Start of DATA SECTION

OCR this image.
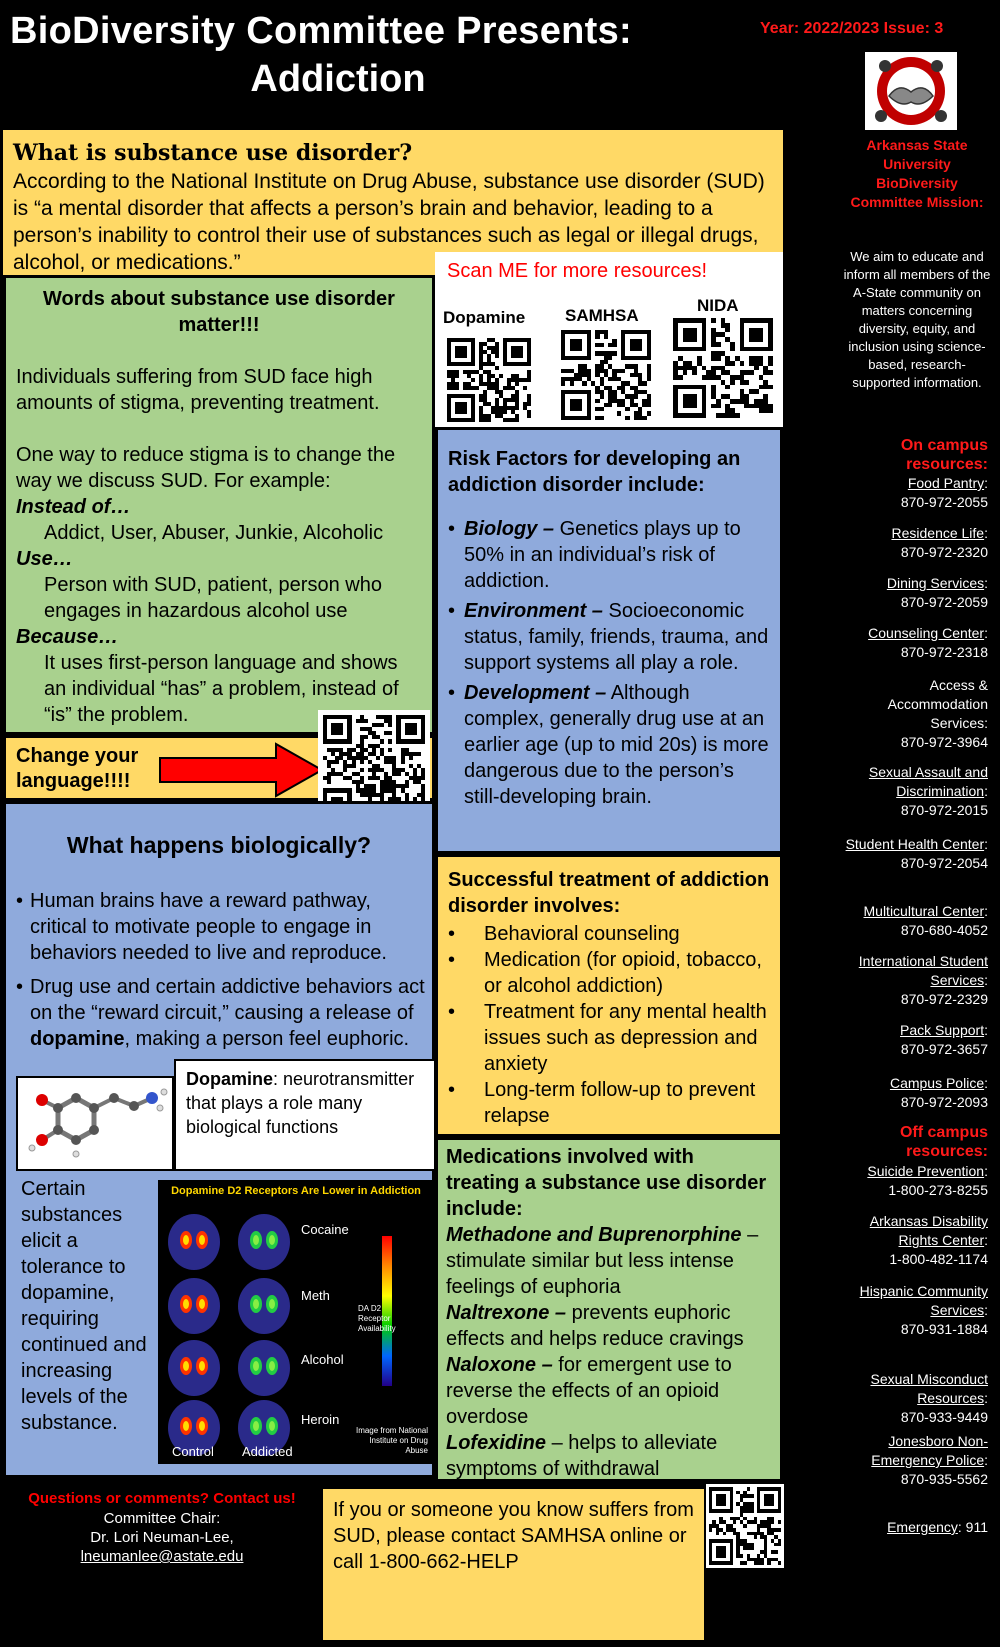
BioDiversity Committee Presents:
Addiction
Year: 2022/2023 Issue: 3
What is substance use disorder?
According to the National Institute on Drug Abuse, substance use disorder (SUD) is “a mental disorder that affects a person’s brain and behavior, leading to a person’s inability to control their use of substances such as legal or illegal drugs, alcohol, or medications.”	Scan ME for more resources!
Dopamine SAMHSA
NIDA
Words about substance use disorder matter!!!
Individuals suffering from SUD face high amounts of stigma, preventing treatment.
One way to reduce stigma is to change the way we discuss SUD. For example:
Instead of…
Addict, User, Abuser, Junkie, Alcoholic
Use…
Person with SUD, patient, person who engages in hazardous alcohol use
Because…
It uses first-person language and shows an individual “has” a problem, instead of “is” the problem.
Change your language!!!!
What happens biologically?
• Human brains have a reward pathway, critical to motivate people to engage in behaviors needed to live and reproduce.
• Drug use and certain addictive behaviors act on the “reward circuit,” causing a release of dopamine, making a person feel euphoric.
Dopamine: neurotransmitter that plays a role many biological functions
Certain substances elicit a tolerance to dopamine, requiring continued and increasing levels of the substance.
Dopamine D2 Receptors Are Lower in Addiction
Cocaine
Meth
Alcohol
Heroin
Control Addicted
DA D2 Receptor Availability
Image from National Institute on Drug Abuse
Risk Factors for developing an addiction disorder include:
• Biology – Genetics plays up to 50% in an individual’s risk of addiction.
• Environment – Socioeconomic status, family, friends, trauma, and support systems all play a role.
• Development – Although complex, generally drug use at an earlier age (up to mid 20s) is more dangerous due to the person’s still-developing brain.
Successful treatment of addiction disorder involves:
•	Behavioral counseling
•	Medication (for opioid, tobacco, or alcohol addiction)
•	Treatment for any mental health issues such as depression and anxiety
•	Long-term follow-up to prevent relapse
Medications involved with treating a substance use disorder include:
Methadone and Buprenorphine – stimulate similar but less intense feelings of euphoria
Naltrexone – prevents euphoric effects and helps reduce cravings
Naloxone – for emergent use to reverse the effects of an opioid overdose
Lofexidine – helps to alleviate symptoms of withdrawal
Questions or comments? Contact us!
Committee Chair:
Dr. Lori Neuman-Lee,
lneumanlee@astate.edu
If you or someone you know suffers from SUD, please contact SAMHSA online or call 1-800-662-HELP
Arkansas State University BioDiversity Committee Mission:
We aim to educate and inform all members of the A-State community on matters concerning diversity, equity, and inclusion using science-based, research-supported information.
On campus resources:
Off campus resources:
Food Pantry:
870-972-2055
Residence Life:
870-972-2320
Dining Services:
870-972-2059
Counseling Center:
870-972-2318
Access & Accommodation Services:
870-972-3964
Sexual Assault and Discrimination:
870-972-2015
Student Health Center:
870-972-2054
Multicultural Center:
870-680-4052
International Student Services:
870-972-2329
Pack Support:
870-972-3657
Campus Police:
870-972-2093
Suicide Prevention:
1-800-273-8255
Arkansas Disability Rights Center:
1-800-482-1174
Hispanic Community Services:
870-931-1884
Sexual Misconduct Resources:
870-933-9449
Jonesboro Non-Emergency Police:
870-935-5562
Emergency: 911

End of DATA SECTION

## TASK INSTRUCTIONS:
Find all lines holding the string "from" and copy them.

## RESPONSE TO THIS EXERCISE:
Individuals suffering from SUD face high amounts of stigma, preventing treatment.
Image from National Institute on Drug Abuse
If you or someone you know suffers from SUD, please contact SAMHSA online or call 1-800-662-HELP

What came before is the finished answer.